*Exercise goal*: Change every "colorbar-swatch" in the records to "colorbar-segment", and reproduce all other lines and text unchanged.

*Record set*:
↓

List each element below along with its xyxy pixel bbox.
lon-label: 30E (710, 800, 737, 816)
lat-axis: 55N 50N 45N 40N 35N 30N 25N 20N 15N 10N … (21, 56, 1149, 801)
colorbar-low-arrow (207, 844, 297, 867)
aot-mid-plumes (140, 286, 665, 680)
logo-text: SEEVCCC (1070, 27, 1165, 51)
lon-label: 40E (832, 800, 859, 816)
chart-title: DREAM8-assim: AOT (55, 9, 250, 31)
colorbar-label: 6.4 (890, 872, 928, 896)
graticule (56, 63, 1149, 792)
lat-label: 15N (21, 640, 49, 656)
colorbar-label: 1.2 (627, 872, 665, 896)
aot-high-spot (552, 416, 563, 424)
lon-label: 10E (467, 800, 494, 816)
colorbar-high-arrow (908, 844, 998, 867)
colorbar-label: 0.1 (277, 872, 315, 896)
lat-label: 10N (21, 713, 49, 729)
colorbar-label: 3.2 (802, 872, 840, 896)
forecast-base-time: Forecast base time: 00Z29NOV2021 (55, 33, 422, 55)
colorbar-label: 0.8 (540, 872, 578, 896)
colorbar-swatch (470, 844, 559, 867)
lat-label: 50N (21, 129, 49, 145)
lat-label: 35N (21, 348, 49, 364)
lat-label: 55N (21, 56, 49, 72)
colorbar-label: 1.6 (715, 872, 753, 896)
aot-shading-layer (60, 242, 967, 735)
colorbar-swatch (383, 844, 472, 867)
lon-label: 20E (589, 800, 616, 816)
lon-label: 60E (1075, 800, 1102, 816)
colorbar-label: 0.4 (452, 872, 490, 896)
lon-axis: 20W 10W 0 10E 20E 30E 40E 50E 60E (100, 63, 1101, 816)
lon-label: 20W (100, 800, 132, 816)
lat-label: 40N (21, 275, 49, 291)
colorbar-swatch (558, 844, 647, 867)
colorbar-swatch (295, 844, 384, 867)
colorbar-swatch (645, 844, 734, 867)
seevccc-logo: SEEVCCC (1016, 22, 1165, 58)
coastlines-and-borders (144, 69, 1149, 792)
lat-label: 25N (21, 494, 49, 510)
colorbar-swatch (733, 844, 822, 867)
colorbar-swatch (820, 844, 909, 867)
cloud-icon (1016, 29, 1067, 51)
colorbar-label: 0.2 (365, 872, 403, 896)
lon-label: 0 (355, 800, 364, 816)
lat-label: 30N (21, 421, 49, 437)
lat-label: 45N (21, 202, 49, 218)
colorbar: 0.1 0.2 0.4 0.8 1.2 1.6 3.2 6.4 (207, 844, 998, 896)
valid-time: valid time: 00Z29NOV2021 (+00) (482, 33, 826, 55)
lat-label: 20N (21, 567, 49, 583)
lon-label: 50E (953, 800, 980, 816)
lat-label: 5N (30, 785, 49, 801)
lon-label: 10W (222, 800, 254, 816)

↑

*The answer*:
List each element below along with its xyxy pixel bbox.
lon-label: 30E (710, 800, 737, 816)
lat-axis: 55N 50N 45N 40N 35N 30N 25N 20N 15N 10N … (21, 56, 1149, 801)
colorbar-low-arrow (207, 844, 297, 867)
aot-mid-plumes (140, 286, 665, 680)
logo-text: SEEVCCC (1070, 27, 1165, 51)
lon-label: 40E (832, 800, 859, 816)
chart-title: DREAM8-assim: AOT (55, 9, 250, 31)
colorbar-label: 6.4 (890, 872, 928, 896)
graticule (56, 63, 1149, 792)
lat-label: 15N (21, 640, 49, 656)
colorbar-label: 1.2 (627, 872, 665, 896)
aot-high-spot (552, 416, 563, 424)
lon-label: 10E (467, 800, 494, 816)
colorbar-high-arrow (908, 844, 998, 867)
colorbar-label: 0.1 (277, 872, 315, 896)
lat-label: 10N (21, 713, 49, 729)
colorbar-label: 3.2 (802, 872, 840, 896)
forecast-base-time: Forecast base time: 00Z29NOV2021 (55, 33, 422, 55)
colorbar-label: 0.8 (540, 872, 578, 896)
colorbar-segment (470, 844, 559, 867)
lat-label: 50N (21, 129, 49, 145)
lat-label: 35N (21, 348, 49, 364)
lat-label: 55N (21, 56, 49, 72)
colorbar-label: 1.6 (715, 872, 753, 896)
aot-shading-layer (60, 242, 967, 735)
colorbar-segment (383, 844, 472, 867)
lon-label: 20E (589, 800, 616, 816)
lon-label: 60E (1075, 800, 1102, 816)
colorbar-label: 0.4 (452, 872, 490, 896)
lon-axis: 20W 10W 0 10E 20E 30E 40E 50E 60E (100, 63, 1101, 816)
lon-label: 20W (100, 800, 132, 816)
lat-label: 40N (21, 275, 49, 291)
colorbar-segment (558, 844, 647, 867)
colorbar-segment (295, 844, 384, 867)
colorbar-segment (645, 844, 734, 867)
seevccc-logo: SEEVCCC (1016, 22, 1165, 58)
coastlines-and-borders (144, 69, 1149, 792)
lat-label: 25N (21, 494, 49, 510)
colorbar-segment (733, 844, 822, 867)
colorbar-segment (820, 844, 909, 867)
cloud-icon (1016, 29, 1067, 51)
colorbar-label: 0.2 (365, 872, 403, 896)
lon-label: 0 (355, 800, 364, 816)
lat-label: 30N (21, 421, 49, 437)
lat-label: 45N (21, 202, 49, 218)
colorbar: 0.1 0.2 0.4 0.8 1.2 1.6 3.2 6.4 (207, 844, 998, 896)
valid-time: valid time: 00Z29NOV2021 (+00) (482, 33, 826, 55)
lat-label: 20N (21, 567, 49, 583)
lon-label: 50E (953, 800, 980, 816)
lat-label: 5N (30, 785, 49, 801)
lon-label: 10W (222, 800, 254, 816)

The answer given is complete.